***** Data lines

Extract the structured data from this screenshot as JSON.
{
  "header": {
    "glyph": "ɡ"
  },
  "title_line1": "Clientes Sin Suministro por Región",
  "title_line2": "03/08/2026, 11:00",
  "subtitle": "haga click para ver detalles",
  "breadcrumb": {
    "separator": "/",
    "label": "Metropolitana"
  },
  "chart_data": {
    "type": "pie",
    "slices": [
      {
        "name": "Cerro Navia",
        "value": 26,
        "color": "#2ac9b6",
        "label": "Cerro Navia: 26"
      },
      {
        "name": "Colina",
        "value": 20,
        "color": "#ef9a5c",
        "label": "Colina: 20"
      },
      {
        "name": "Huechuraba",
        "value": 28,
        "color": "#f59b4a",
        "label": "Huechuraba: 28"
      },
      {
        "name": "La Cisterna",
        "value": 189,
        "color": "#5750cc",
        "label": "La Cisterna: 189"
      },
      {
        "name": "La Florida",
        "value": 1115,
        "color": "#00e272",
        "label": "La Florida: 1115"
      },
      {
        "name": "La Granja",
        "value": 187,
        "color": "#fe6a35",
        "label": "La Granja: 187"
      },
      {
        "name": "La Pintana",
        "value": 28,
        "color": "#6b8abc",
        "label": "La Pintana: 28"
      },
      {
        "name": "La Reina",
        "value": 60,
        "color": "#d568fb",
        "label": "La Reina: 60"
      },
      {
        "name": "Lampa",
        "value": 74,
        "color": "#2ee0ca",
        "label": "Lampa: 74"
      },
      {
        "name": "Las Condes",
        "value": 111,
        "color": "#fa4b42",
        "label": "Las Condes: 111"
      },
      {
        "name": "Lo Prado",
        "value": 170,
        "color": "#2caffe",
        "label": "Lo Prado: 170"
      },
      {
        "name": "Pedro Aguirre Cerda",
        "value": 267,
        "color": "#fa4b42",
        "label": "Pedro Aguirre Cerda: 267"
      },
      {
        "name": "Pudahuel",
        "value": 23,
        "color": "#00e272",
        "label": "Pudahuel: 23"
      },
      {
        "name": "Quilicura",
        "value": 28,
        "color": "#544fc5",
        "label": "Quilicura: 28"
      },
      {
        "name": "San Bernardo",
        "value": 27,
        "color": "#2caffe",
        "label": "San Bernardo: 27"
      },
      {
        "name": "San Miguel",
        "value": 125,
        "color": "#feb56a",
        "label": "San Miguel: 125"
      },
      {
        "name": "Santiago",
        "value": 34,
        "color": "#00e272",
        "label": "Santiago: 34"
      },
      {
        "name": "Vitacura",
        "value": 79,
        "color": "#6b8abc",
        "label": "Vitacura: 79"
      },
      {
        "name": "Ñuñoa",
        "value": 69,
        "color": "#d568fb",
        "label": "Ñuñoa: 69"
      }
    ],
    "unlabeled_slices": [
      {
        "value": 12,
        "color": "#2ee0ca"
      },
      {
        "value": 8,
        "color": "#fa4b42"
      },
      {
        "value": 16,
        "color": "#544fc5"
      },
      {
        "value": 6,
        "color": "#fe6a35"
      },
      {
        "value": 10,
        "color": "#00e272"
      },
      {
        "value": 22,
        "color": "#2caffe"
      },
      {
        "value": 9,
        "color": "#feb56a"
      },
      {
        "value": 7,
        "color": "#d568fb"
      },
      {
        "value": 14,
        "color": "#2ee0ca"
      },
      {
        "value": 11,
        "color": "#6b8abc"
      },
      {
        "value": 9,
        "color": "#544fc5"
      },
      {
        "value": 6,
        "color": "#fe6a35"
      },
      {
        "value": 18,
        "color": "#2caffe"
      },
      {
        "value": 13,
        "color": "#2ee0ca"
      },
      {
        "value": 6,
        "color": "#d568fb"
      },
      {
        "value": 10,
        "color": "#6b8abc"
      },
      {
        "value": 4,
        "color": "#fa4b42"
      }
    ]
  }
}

**********

● The problem
Send back each record exactly as it stands.

● Result of the exercise
Extract the structured data from this screenshot as JSON.
{
  "header": {
    "glyph": "ɡ"
  },
  "title_line1": "Clientes Sin Suministro por Región",
  "title_line2": "03/08/2026, 11:00",
  "subtitle": "haga click para ver detalles",
  "breadcrumb": {
    "separator": "/",
    "label": "Metropolitana"
  },
  "chart_data": {
    "type": "pie",
    "slices": [
      {
        "name": "Cerro Navia",
        "value": 26,
        "color": "#2ac9b6",
        "label": "Cerro Navia: 26"
      },
      {
        "name": "Colina",
        "value": 20,
        "color": "#ef9a5c",
        "label": "Colina: 20"
      },
      {
        "name": "Huechuraba",
        "value": 28,
        "color": "#f59b4a",
        "label": "Huechuraba: 28"
      },
      {
        "name": "La Cisterna",
        "value": 189,
        "color": "#5750cc",
        "label": "La Cisterna: 189"
      },
      {
        "name": "La Florida",
        "value": 1115,
        "color": "#00e272",
        "label": "La Florida: 1115"
      },
      {
        "name": "La Granja",
        "value": 187,
        "color": "#fe6a35",
        "label": "La Granja: 187"
      },
      {
        "name": "La Pintana",
        "value": 28,
        "color": "#6b8abc",
        "label": "La Pintana: 28"
      },
      {
        "name": "La Reina",
        "value": 60,
        "color": "#d568fb",
        "label": "La Reina: 60"
      },
      {
        "name": "Lampa",
        "value": 74,
        "color": "#2ee0ca",
        "label": "Lampa: 74"
      },
      {
        "name": "Las Condes",
        "value": 111,
        "color": "#fa4b42",
        "label": "Las Condes: 111"
      },
      {
        "name": "Lo Prado",
        "value": 170,
        "color": "#2caffe",
        "label": "Lo Prado: 170"
      },
      {
        "name": "Pedro Aguirre Cerda",
        "value": 267,
        "color": "#fa4b42",
        "label": "Pedro Aguirre Cerda: 267"
      },
      {
        "name": "Pudahuel",
        "value": 23,
        "color": "#00e272",
        "label": "Pudahuel: 23"
      },
      {
        "name": "Quilicura",
        "value": 28,
        "color": "#544fc5",
        "label": "Quilicura: 28"
      },
      {
        "name": "San Bernardo",
        "value": 27,
        "color": "#2caffe",
        "label": "San Bernardo: 27"
      },
      {
        "name": "San Miguel",
        "value": 125,
        "color": "#feb56a",
        "label": "San Miguel: 125"
      },
      {
        "name": "Santiago",
        "value": 34,
        "color": "#00e272",
        "label": "Santiago: 34"
      },
      {
        "name": "Vitacura",
        "value": 79,
        "color": "#6b8abc",
        "label": "Vitacura: 79"
      },
      {
        "name": "Ñuñoa",
        "value": 69,
        "color": "#d568fb",
        "label": "Ñuñoa: 69"
      }
    ],
    "unlabeled_slices": [
      {
        "value": 12,
        "color": "#2ee0ca"
      },
      {
        "value": 8,
        "color": "#fa4b42"
      },
      {
        "value": 16,
        "color": "#544fc5"
      },
      {
        "value": 6,
        "color": "#fe6a35"
      },
      {
        "value": 10,
        "color": "#00e272"
      },
      {
        "value": 22,
        "color": "#2caffe"
      },
      {
        "value": 9,
        "color": "#feb56a"
      },
      {
        "value": 7,
        "color": "#d568fb"
      },
      {
        "value": 14,
        "color": "#2ee0ca"
      },
      {
        "value": 11,
        "color": "#6b8abc"
      },
      {
        "value": 9,
        "color": "#544fc5"
      },
      {
        "value": 6,
        "color": "#fe6a35"
      },
      {
        "value": 18,
        "color": "#2caffe"
      },
      {
        "value": 13,
        "color": "#2ee0ca"
      },
      {
        "value": 6,
        "color": "#d568fb"
      },
      {
        "value": 10,
        "color": "#6b8abc"
      },
      {
        "value": 4,
        "color": "#fa4b42"
      }
    ]
  }
}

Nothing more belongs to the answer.